### Tasks and exercises
1. In the commuting passage, begin at the words "My inability to" and stop after "driving attention-deficit taxes.", writing that stretch out again with "decide" swapped in for "conclude".
2. Carry on the passage about driving to work on autopilot from the point where it stops.

### Supplied passage
▼

I drive to work most days. I always take the same route. On my commute I listen to audio books and don’t concentrate much on the road or the traffic. I’m on autopilot for most of the way. Everything is muscle memory. My brain is so used to the drive that it has decided my consciousness doesn’t need to be there for a great part of the trip. It’s only when something unusual happens that my brain requests my input on how we deal with a situation, usually quite urgently with a good dose of adrenalin just to keep things real.
My inability to concentrate for the entire drive to work has led me to conclude that most traffic fines must be given to people who aren’t paying enough attention to what they’re doing while they’re driving. Traffic fines are driving attention-deficit taxes.
Most days, when I get to work, I remember little of the drive itself. I can tell you the details regarding novel I’m listening to, and maybe that the traffic around the airport was soul suckingly horrendous. But for the rest, there isn’t much I’ve taken in.

▲

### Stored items

▼

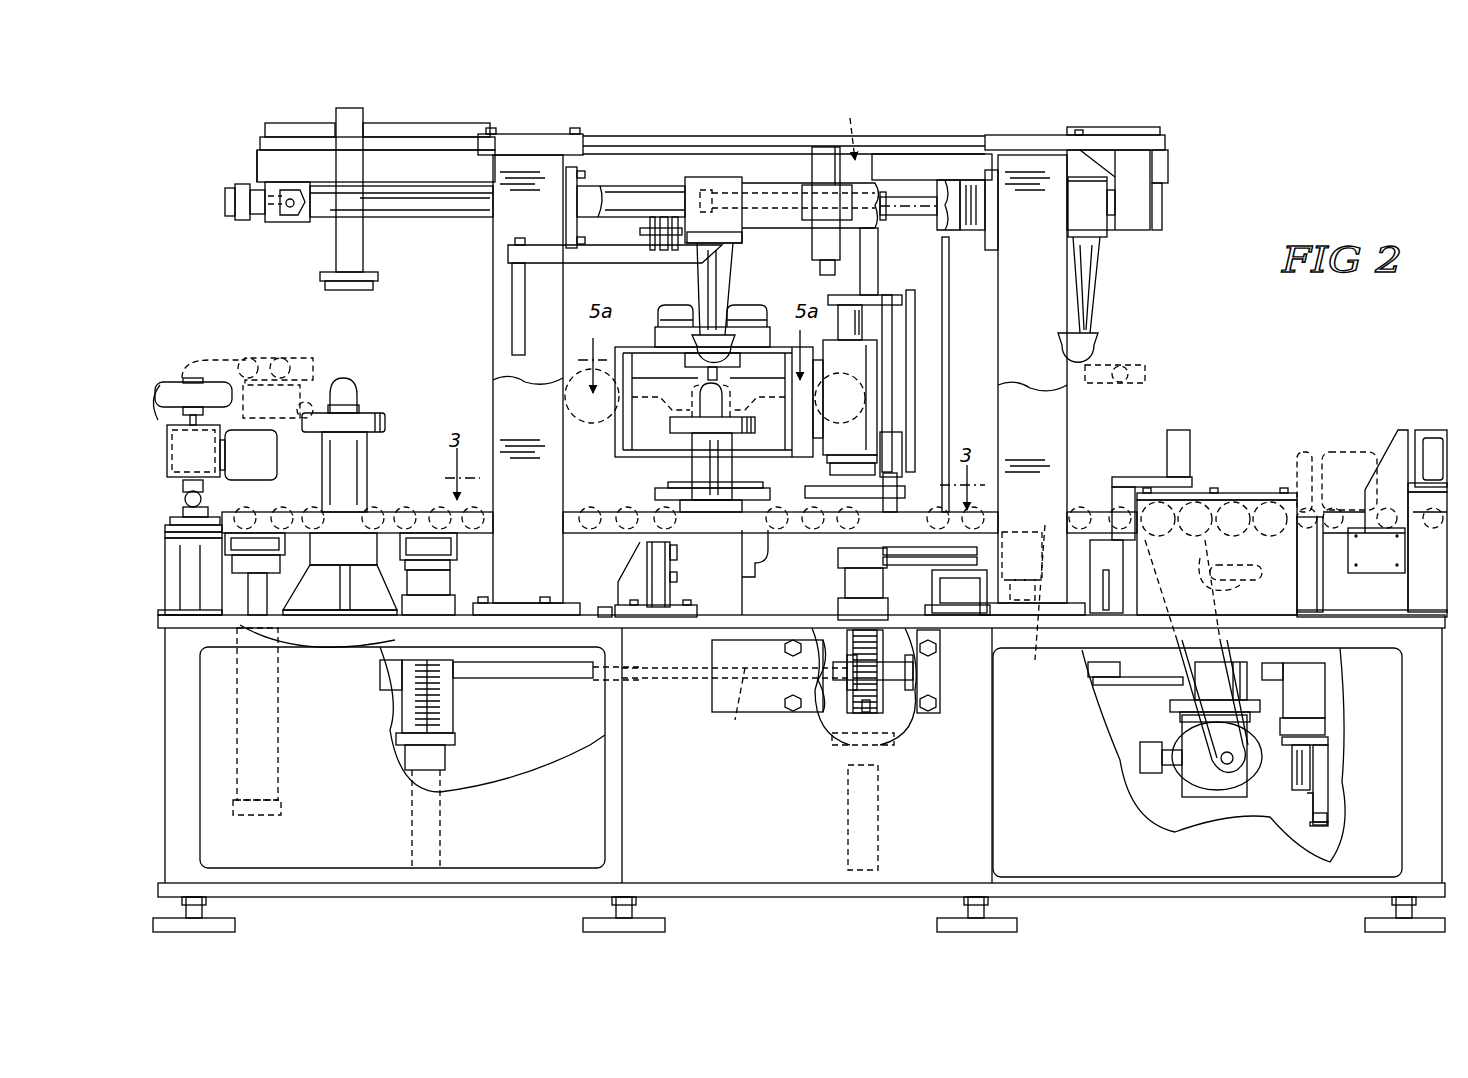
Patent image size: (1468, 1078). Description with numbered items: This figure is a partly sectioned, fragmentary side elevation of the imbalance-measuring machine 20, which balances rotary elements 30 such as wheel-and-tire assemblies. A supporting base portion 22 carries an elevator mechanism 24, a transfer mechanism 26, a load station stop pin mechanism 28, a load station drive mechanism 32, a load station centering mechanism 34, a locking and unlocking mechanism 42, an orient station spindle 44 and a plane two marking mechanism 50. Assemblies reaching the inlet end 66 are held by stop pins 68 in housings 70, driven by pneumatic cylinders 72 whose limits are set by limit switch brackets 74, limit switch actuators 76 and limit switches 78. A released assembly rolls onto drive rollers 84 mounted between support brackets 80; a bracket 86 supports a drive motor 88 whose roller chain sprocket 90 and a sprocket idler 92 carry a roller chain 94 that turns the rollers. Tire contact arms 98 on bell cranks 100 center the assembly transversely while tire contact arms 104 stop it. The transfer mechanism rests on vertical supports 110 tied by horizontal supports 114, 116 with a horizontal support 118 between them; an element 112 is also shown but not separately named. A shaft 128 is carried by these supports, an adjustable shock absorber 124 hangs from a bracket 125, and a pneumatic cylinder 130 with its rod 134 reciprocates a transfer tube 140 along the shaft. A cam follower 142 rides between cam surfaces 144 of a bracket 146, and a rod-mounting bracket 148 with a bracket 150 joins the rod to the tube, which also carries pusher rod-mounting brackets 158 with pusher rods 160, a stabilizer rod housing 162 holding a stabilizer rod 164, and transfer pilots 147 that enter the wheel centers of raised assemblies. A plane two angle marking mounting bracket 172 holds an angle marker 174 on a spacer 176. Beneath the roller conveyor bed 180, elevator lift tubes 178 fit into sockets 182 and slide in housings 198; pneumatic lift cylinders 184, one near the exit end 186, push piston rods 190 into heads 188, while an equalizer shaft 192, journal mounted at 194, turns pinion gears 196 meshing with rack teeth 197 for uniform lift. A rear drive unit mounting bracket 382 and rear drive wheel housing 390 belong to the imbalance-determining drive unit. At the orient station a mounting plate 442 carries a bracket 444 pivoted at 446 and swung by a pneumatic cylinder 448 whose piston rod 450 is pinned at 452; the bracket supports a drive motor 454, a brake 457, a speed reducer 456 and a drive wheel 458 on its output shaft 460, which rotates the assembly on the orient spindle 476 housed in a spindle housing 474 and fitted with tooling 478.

The imbalance-measuring machine 20 is at (1240, 143).
The supporting base portion 22 is at (712, 806).
The elevator mechanism 24 is at (537, 700).
The transfer mechanism 26 is at (872, 248).
The load station stop pin mechanism 28 is at (1295, 810).
The rotary elements 30 is at (605, 425).
The load station drive mechanism 32 is at (1152, 790).
The load station centering mechanism 34 is at (1096, 440).
The locking and unlocking mechanism 42 is at (730, 600).
The orient station spindle 44 is at (375, 368).
The plane two marking mechanism 50 is at (385, 243).
The inlet end 66 is at (1425, 492).
The stop pins 68 is at (1303, 452).
The housings 70 is at (1305, 597).
The pneumatic cylinders 72 is at (1320, 700).
The limit switch brackets 74 is at (1330, 798).
The limit switch actuators 76 is at (1307, 800).
The limit switches 78 is at (1322, 830).
The support bracket 80 is at (1190, 569).
The drive rollers 84 is at (1238, 508).
The bracket 86 is at (1195, 795).
The drive motor 88 is at (1180, 745).
The roller chain sprocket 90 is at (1228, 770).
The sprocket idler 92 is at (1225, 578).
The roller chain 94 is at (1175, 700).
The tire contact arms 98 is at (1187, 430).
The bell cranks 100 is at (1128, 477).
The tire contact arms 104 is at (902, 450).
The vertical supports 110 is at (538, 494).
The flange 112 is at (580, 195).
The entry end horizontal support 114 is at (1100, 127).
The exit end horizontal support 116 is at (535, 133).
The horizontal support 118 is at (780, 135).
The adjustable shock absorber 124 is at (245, 225).
The bracket 125 is at (405, 135).
The shaft 128 is at (455, 188).
The pneumatic cylinder 130 is at (922, 195).
The rod 134 is at (700, 178).
The transfer tube 140 is at (712, 176).
The cam follower 142 is at (975, 130).
The cam surfaces 144 is at (848, 128).
The bracket 146 is at (882, 150).
The transfer pilots 147 is at (718, 290).
The rod-mounting bracket 148 is at (655, 270).
The bracket 150 is at (640, 232).
The pusher rod-mounting brackets 158 is at (512, 250).
The pusher rods 160 is at (512, 318).
The stabilizer rod housing 162 is at (812, 212).
The stabilizer rod 164 is at (822, 270).
The plane two angle marking mounting bracket 172 is at (340, 112).
The plane two angle marker 174 is at (330, 255).
The angle marker spacer 176 is at (312, 210).
The elevator lift tubes 178 is at (455, 695).
The roller conveyor bed 180 is at (300, 358).
The socket 182 is at (470, 568).
The pneumatic lift cylinders 184 is at (275, 718).
The exit end 186 is at (243, 510).
The heads 188 is at (185, 560).
The piston rods 190 is at (240, 625).
The equalizer shaft 192 is at (580, 680).
The journal mount 194 is at (383, 677).
The pinion gears 196 is at (440, 708).
The rack teeth 197 is at (415, 720).
The housings 198 is at (450, 730).
The rear drive unit mounting bracket 382 is at (880, 355).
The rear drive wheel housing 390 is at (637, 348).
The mounting plate 442 is at (200, 538).
The bracket 444 is at (183, 483).
The pivot 446 is at (215, 528).
The pneumatic cylinder 448 is at (200, 520).
The piston rod 450 is at (192, 512).
The pivot 452 is at (186, 500).
The drive motor 454 is at (272, 458).
The speed reducer 456 is at (167, 440).
The brake 457 is at (235, 425).
The drive wheel 458 is at (162, 383).
The output shaft 460 is at (155, 395).
The spindle housing 474 is at (298, 605).
The orient spindle 476 is at (365, 405).
The tooling 478 is at (367, 472).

▲

### Answers
1.
My inability to concentrate for the entire drive to work has led me to decide that most traffic fines must be given to people who aren’t paying enough attention to what they’re doing while they’re driving. Traffic fines are driving attention-deficit taxes.

2.
It’s a bit like brushing my teeth. There are mornings when I’m so lost in thought that I don’t recall if I’d brushed the upper row or not. So I do them again, I think, but never assume.
So, you’re a shitty driver, who cares?
I’m not going to go into a whole spiel about reading Daniel Kahneman or Dan Ariely (you should). Instead, I’m going to tell you about my days.
I spend a lot of time in meetings. And I work with some of the smartest people I know. We’re talking somewhere between gifted and genius in most cases. And in these meetings, we are expected to make decisions, surface and evaluate ideas, and find ways to solve problems.
And, as you’d expect, have our fair share of corporate speak. We will sometimes double-click into a problem (this one is relatively new to me and I fucking hate it). We also take things off-line, breakdown silos and are forever in the hunt for those rarest of prizes, low hanging fruit. And for most part this corporate shorthand bonds us and helps us understand one another.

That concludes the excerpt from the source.